- **Exercise instructions**: Below are some records. Copy every line in them that holds "газированный".

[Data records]
⁂

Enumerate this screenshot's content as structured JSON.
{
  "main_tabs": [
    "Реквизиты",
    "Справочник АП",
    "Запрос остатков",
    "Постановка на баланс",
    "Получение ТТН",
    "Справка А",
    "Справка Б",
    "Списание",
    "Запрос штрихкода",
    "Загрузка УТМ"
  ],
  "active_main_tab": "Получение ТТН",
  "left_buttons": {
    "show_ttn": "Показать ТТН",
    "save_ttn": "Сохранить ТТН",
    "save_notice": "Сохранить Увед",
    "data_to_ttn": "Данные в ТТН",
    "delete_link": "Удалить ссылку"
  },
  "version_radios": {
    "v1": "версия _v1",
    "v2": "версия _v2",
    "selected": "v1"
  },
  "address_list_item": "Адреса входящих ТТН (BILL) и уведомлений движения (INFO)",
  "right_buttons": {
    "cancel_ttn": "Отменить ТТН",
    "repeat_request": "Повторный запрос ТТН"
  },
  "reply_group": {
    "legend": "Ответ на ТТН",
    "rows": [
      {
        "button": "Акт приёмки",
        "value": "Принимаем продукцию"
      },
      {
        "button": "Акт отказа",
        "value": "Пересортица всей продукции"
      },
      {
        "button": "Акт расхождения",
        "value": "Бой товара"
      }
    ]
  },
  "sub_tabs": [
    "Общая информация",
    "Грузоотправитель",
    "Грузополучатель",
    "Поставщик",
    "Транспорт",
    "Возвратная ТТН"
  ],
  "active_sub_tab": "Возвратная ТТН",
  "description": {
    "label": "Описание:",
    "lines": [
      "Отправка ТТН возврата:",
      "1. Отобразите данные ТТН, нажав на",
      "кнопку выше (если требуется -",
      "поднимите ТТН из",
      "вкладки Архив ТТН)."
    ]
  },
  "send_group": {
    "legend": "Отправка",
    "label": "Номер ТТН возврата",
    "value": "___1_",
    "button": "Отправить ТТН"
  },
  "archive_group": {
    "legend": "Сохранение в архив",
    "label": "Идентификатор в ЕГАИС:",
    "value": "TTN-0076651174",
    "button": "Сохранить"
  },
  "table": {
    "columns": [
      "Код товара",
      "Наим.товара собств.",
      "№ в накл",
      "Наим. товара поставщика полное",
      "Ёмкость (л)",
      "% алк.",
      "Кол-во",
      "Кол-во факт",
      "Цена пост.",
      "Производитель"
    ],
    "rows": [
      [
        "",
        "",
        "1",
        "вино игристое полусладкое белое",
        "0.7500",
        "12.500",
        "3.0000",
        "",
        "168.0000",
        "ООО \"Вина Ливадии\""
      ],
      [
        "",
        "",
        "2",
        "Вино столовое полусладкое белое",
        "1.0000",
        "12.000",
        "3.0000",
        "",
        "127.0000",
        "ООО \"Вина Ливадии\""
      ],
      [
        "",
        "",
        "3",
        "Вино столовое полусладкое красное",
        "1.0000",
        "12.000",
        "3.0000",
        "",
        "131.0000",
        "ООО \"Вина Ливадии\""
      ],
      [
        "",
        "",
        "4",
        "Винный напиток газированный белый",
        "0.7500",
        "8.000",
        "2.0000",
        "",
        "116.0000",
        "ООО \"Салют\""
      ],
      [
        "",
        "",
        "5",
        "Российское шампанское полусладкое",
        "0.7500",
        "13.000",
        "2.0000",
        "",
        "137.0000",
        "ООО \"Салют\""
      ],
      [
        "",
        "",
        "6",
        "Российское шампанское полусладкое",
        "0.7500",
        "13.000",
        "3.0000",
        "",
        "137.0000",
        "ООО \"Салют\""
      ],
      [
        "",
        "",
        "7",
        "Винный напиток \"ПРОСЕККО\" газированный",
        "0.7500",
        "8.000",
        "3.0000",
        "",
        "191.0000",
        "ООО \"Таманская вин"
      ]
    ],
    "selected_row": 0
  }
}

⁂

- **Answer to this exercise**:
        "Винный напиток газированный белый",
        "Винный напиток \"ПРОСЕККО\" газированный",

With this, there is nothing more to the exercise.